▶ [Your instructions] Retype every line of the material below without changing a single character.

___ Data section

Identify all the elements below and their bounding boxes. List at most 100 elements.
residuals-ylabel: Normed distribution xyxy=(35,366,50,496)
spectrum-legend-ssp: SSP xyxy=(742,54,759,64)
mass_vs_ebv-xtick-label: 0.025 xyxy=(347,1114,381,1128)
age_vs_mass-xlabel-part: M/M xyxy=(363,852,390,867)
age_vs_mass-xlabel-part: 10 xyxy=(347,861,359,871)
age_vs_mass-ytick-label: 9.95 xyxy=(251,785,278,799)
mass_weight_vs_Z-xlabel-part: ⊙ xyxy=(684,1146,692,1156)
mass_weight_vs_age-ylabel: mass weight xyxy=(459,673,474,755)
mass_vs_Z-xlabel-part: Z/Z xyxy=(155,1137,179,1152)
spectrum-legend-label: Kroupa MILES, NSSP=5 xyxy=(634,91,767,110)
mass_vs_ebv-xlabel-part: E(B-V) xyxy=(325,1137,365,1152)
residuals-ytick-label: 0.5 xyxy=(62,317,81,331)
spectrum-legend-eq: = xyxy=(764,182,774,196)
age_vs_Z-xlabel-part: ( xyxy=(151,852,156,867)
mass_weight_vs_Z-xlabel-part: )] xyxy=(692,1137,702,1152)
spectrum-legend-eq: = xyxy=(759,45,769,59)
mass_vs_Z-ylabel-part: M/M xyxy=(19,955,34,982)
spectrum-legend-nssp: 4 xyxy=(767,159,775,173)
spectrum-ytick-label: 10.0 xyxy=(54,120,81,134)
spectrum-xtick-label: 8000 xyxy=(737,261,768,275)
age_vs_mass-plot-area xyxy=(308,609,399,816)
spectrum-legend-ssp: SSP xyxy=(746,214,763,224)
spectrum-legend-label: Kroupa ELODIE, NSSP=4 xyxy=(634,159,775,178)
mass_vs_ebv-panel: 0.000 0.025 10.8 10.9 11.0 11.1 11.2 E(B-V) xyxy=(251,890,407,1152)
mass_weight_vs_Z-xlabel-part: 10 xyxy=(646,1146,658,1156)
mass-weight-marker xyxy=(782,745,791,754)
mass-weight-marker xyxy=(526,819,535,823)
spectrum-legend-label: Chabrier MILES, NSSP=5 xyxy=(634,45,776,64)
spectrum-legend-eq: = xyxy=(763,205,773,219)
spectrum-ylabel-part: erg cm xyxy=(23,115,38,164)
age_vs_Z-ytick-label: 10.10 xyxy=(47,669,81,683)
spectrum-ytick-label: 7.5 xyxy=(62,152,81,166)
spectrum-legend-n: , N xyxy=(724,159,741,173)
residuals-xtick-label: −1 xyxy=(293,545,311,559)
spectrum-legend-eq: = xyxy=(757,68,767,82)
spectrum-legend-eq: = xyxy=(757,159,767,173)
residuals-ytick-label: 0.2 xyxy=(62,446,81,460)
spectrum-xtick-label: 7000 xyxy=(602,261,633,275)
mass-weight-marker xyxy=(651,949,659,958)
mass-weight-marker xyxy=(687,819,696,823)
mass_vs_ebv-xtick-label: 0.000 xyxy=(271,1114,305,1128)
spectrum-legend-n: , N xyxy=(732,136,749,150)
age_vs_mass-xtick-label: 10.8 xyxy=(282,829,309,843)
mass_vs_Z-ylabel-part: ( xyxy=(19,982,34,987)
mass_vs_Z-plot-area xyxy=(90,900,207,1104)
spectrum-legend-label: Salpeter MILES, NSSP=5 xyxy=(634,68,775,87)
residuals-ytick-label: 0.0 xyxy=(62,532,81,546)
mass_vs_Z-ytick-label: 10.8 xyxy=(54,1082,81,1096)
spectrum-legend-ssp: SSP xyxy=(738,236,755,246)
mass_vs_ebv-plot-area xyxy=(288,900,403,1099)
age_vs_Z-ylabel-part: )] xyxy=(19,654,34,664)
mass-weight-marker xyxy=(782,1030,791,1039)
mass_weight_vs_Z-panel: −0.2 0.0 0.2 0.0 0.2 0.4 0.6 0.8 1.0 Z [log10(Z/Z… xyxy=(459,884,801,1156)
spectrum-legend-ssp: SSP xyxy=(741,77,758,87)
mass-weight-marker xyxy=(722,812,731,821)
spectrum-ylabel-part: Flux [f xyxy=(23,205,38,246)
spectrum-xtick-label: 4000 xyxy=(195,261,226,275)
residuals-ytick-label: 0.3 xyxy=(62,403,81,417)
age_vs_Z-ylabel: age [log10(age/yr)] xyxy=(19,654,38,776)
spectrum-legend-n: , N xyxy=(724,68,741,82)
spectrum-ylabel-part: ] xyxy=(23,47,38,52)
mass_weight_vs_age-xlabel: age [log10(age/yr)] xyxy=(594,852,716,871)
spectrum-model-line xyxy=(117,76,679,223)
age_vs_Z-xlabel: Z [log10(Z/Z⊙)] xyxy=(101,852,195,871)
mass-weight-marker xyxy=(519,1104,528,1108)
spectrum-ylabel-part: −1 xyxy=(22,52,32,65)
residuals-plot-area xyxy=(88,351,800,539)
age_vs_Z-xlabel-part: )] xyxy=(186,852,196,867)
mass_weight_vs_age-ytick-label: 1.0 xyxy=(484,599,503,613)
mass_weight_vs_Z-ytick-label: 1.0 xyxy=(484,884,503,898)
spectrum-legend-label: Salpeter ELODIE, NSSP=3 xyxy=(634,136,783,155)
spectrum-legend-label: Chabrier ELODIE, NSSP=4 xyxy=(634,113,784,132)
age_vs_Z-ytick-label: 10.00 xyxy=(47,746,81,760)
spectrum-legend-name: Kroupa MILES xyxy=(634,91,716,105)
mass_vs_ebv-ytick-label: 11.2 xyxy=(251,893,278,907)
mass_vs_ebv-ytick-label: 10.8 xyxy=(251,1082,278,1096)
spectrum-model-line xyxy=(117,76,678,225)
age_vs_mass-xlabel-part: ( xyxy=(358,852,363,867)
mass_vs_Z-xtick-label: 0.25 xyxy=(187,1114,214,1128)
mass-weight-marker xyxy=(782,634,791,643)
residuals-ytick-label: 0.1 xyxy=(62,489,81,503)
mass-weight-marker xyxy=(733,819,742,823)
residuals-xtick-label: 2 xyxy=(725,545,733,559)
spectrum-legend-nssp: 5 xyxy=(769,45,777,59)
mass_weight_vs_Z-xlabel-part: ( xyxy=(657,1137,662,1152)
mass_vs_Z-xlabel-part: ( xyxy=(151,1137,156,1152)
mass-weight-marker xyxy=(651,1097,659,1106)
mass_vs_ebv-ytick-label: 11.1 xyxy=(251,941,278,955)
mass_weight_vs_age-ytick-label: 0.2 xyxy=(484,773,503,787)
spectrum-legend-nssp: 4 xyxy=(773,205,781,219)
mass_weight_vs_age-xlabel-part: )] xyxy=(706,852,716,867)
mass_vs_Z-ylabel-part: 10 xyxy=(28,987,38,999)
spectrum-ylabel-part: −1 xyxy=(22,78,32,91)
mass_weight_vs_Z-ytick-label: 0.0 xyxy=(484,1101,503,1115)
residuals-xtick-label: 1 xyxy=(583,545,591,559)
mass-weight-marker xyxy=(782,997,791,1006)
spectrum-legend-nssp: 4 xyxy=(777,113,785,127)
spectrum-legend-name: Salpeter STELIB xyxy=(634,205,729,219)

______

▶ [Task solution]
Identify all the elements below and their bounding boxes. List at most 100 elements.
residuals-ylabel: Normed distribution xyxy=(35,366,50,496)
spectrum-legend-ssp: SSP xyxy=(742,54,759,64)
mass_vs_ebv-xtick-label: 0.025 xyxy=(347,1114,381,1128)
age_vs_mass-xlabel-part: M/M xyxy=(363,852,390,867)
age_vs_mass-xlabel-part: 10 xyxy=(347,861,359,871)
age_vs_mass-ytick-label: 9.95 xyxy=(251,785,278,799)
mass_weight_vs_Z-xlabel-part: ⊙ xyxy=(684,1146,692,1156)
mass_weight_vs_age-ylabel: mass weight xyxy=(459,673,474,755)
mass_vs_Z-xlabel-part: Z/Z xyxy=(155,1137,179,1152)
spectrum-legend-label: Kroupa MILES, NSSP=5 xyxy=(634,91,767,110)
mass_vs_ebv-xlabel-part: E(B-V) xyxy=(325,1137,365,1152)
residuals-ytick-label: 0.5 xyxy=(62,317,81,331)
spectrum-legend-eq: = xyxy=(764,182,774,196)
age_vs_Z-xlabel-part: ( xyxy=(151,852,156,867)
mass_weight_vs_Z-xlabel-part: )] xyxy=(692,1137,702,1152)
spectrum-legend-eq: = xyxy=(759,45,769,59)
mass_vs_Z-ylabel-part: M/M xyxy=(19,955,34,982)
spectrum-legend-nssp: 4 xyxy=(767,159,775,173)
spectrum-ytick-label: 10.0 xyxy=(54,120,81,134)
spectrum-xtick-label: 8000 xyxy=(737,261,768,275)
age_vs_mass-plot-area xyxy=(308,609,399,816)
spectrum-legend-ssp: SSP xyxy=(746,214,763,224)
spectrum-legend-label: Kroupa ELODIE, NSSP=4 xyxy=(634,159,775,178)
mass_vs_ebv-panel: 0.000 0.025 10.8 10.9 11.0 11.1 11.2 E(B-V) xyxy=(251,890,407,1152)
mass_weight_vs_Z-xlabel-part: 10 xyxy=(646,1146,658,1156)
mass-weight-marker xyxy=(782,745,791,754)
mass-weight-marker xyxy=(526,819,535,823)
spectrum-legend-label: Chabrier MILES, NSSP=5 xyxy=(634,45,776,64)
spectrum-legend-eq: = xyxy=(763,205,773,219)
spectrum-ylabel-part: erg cm xyxy=(23,115,38,164)
age_vs_Z-ytick-label: 10.10 xyxy=(47,669,81,683)
spectrum-ytick-label: 7.5 xyxy=(62,152,81,166)
spectrum-legend-n: , N xyxy=(724,159,741,173)
residuals-xtick-label: −1 xyxy=(293,545,311,559)
spectrum-legend-eq: = xyxy=(757,68,767,82)
spectrum-legend-eq: = xyxy=(757,159,767,173)
residuals-ytick-label: 0.2 xyxy=(62,446,81,460)
spectrum-xtick-label: 7000 xyxy=(602,261,633,275)
mass-weight-marker xyxy=(651,949,659,958)
mass-weight-marker xyxy=(687,819,696,823)
mass_vs_ebv-xtick-label: 0.000 xyxy=(271,1114,305,1128)
spectrum-legend-n: , N xyxy=(732,136,749,150)
age_vs_mass-xtick-label: 10.8 xyxy=(282,829,309,843)
mass_vs_Z-ylabel-part: ( xyxy=(19,982,34,987)
mass_vs_Z-plot-area xyxy=(90,900,207,1104)
spectrum-legend-label: Salpeter MILES, NSSP=5 xyxy=(634,68,775,87)
residuals-ytick-label: 0.0 xyxy=(62,532,81,546)
mass_vs_Z-ytick-label: 10.8 xyxy=(54,1082,81,1096)
spectrum-legend-ssp: SSP xyxy=(738,236,755,246)
mass_vs_ebv-plot-area xyxy=(288,900,403,1099)
age_vs_Z-ylabel-part: )] xyxy=(19,654,34,664)
mass-weight-marker xyxy=(782,1030,791,1039)
mass_weight_vs_Z-panel: −0.2 0.0 0.2 0.0 0.2 0.4 0.6 0.8 1.0 Z [log10(Z/Z… xyxy=(459,884,801,1156)
spectrum-legend-ssp: SSP xyxy=(741,77,758,87)
mass-weight-marker xyxy=(722,812,731,821)
spectrum-ylabel-part: Flux [f xyxy=(23,205,38,246)
spectrum-xtick-label: 4000 xyxy=(195,261,226,275)
residuals-ytick-label: 0.3 xyxy=(62,403,81,417)
age_vs_Z-ylabel: age [log10(age/yr)] xyxy=(19,654,38,776)
spectrum-legend-n: , N xyxy=(724,68,741,82)
spectrum-ylabel-part: ] xyxy=(23,47,38,52)
mass_weight_vs_age-xlabel: age [log10(age/yr)] xyxy=(594,852,716,871)
spectrum-model-line xyxy=(117,76,679,223)
age_vs_Z-xlabel: Z [log10(Z/Z⊙)] xyxy=(101,852,195,871)
mass-weight-marker xyxy=(519,1104,528,1108)
spectrum-ylabel-part: −1 xyxy=(22,52,32,65)
residuals-plot-area xyxy=(88,351,800,539)
age_vs_Z-xlabel-part: )] xyxy=(186,852,196,867)
mass_weight_vs_age-ytick-label: 1.0 xyxy=(484,599,503,613)
mass_weight_vs_Z-ytick-label: 1.0 xyxy=(484,884,503,898)
spectrum-legend-label: Salpeter ELODIE, NSSP=3 xyxy=(634,136,783,155)
spectrum-legend-label: Chabrier ELODIE, NSSP=4 xyxy=(634,113,784,132)
age_vs_Z-ytick-label: 10.00 xyxy=(47,746,81,760)
spectrum-legend-name: Kroupa MILES xyxy=(634,91,716,105)
mass_vs_ebv-ytick-label: 11.2 xyxy=(251,893,278,907)
mass_vs_ebv-ytick-label: 10.8 xyxy=(251,1082,278,1096)
spectrum-model-line xyxy=(117,76,678,225)
age_vs_mass-xlabel-part: ( xyxy=(358,852,363,867)
mass_vs_Z-xtick-label: 0.25 xyxy=(187,1114,214,1128)
mass-weight-marker xyxy=(782,634,791,643)
residuals-ytick-label: 0.1 xyxy=(62,489,81,503)
mass-weight-marker xyxy=(733,819,742,823)
residuals-xtick-label: 2 xyxy=(725,545,733,559)
spectrum-legend-nssp: 5 xyxy=(769,45,777,59)
mass_weight_vs_Z-xlabel-part: ( xyxy=(657,1137,662,1152)
mass_vs_Z-xlabel-part: ( xyxy=(151,1137,156,1152)
mass-weight-marker xyxy=(651,1097,659,1106)
mass_vs_ebv-ytick-label: 11.1 xyxy=(251,941,278,955)
mass_weight_vs_age-ytick-label: 0.2 xyxy=(484,773,503,787)
spectrum-legend-nssp: 4 xyxy=(773,205,781,219)
mass_weight_vs_age-xlabel-part: )] xyxy=(706,852,716,867)
mass_vs_Z-ylabel-part: 10 xyxy=(28,987,38,999)
spectrum-ylabel-part: −1 xyxy=(22,78,32,91)
mass_weight_vs_Z-ytick-label: 0.0 xyxy=(484,1101,503,1115)
residuals-xtick-label: 1 xyxy=(583,545,591,559)
mass-weight-marker xyxy=(782,997,791,1006)
spectrum-legend-nssp: 4 xyxy=(777,113,785,127)
spectrum-legend-name: Salpeter STELIB xyxy=(634,205,729,219)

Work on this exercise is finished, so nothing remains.